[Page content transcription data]
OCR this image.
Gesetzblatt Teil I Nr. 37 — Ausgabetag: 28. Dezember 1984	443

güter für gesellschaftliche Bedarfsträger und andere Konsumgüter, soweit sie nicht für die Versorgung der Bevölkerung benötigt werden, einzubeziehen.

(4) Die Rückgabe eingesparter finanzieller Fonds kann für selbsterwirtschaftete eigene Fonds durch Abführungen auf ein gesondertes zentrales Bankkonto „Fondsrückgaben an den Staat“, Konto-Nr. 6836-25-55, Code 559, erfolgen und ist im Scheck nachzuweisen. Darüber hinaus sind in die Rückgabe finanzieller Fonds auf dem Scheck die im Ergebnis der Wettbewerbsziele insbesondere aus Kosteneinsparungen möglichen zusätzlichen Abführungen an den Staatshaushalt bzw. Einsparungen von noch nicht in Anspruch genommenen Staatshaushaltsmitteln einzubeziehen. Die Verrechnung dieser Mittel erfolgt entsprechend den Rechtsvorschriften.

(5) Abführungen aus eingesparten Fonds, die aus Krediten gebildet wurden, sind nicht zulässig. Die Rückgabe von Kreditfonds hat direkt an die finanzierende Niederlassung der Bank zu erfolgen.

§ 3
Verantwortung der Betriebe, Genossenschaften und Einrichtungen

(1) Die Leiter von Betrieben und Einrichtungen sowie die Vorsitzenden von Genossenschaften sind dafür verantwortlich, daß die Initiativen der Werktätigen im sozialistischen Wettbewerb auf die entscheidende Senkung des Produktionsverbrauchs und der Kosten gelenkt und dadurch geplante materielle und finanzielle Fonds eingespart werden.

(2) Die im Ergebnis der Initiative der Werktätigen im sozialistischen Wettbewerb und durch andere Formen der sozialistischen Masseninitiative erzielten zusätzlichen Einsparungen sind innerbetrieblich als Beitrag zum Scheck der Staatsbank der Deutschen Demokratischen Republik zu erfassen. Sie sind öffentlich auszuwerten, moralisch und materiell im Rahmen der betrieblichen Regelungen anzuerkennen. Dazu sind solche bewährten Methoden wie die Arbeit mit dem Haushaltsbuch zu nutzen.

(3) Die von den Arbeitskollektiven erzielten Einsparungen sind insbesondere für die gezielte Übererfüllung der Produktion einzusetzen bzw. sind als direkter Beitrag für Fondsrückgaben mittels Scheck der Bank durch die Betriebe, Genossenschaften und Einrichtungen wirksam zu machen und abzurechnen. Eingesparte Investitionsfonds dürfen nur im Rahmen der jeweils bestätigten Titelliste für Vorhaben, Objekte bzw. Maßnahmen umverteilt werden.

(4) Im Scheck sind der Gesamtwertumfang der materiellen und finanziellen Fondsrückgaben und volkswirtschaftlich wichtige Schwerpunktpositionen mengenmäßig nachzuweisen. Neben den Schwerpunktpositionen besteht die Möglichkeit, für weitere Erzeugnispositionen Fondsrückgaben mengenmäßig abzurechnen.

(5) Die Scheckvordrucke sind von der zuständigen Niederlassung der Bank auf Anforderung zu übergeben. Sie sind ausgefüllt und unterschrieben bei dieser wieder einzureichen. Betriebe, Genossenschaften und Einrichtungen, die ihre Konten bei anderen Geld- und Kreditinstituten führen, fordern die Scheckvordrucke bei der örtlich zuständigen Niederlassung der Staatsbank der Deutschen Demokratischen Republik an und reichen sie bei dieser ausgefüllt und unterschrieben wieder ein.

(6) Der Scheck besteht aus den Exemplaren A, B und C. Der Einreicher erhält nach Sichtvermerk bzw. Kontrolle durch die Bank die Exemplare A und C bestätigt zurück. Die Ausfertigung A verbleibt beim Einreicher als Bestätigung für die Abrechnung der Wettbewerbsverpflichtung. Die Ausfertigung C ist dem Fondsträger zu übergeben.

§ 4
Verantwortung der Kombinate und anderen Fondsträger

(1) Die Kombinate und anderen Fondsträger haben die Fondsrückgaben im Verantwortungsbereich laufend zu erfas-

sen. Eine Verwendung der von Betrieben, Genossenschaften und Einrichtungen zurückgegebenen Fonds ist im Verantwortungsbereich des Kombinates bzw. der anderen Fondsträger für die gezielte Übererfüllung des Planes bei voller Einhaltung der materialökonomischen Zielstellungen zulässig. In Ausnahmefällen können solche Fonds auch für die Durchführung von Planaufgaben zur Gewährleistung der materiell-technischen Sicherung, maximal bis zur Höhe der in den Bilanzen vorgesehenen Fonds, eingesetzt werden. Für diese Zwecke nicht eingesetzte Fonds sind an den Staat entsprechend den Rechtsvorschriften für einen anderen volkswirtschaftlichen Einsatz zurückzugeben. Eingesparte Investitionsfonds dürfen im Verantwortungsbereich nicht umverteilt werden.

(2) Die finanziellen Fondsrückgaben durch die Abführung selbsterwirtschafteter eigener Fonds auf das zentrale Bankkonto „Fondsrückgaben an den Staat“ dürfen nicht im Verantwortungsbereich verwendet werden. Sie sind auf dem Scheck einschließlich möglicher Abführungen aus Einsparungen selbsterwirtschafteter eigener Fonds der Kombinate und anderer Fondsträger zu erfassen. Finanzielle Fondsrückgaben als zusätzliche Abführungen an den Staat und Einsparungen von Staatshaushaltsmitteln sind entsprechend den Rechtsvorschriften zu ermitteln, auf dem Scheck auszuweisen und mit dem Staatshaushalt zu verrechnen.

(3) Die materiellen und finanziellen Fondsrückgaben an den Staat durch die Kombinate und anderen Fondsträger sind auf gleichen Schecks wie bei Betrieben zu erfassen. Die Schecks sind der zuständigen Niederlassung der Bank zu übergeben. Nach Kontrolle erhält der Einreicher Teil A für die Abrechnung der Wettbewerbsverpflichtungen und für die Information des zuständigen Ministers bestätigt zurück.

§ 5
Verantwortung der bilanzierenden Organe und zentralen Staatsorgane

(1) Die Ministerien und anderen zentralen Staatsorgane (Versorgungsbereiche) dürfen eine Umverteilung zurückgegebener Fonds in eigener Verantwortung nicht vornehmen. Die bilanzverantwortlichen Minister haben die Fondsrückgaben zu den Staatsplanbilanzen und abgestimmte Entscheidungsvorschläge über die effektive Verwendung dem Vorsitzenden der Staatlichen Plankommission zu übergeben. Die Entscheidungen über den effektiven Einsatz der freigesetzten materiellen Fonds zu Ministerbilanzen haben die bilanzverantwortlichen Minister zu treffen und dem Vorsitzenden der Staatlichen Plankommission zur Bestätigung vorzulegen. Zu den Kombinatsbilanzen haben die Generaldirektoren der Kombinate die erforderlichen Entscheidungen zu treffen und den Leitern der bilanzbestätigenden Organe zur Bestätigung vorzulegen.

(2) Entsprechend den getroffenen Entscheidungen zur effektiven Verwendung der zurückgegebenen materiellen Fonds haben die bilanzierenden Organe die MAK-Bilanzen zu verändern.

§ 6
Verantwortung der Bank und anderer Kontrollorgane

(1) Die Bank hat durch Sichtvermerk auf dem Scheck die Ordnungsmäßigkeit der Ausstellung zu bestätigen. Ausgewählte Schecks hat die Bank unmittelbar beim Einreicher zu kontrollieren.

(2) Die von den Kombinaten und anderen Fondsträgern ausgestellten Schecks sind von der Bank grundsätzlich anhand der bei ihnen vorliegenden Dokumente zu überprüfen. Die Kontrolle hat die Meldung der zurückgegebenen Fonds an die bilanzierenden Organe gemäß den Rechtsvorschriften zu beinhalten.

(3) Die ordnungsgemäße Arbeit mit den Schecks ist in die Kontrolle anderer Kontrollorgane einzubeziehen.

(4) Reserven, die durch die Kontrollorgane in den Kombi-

**AIM OF THE EXERCISE**
Please show each line in the records above that contains "beim".

**RESPONSE**
(6) Der Scheck besteht aus den Exemplaren A, B und C. Der Einreicher erhält nach Sichtvermerk bzw. Kontrolle durch die Bank die Exemplare A und C bestätigt zurück. Die Ausfertigung A verbleibt beim Einreicher als Bestätigung für die Abrechnung der Wettbewerbsverpflichtung. Die Ausfertigung C ist dem Fondsträger zu übergeben.
(1) Die Bank hat durch Sichtvermerk auf dem Scheck die Ordnungsmäßigkeit der Ausstellung zu bestätigen. Ausgewählte Schecks hat die Bank unmittelbar beim Einreicher zu kontrollieren.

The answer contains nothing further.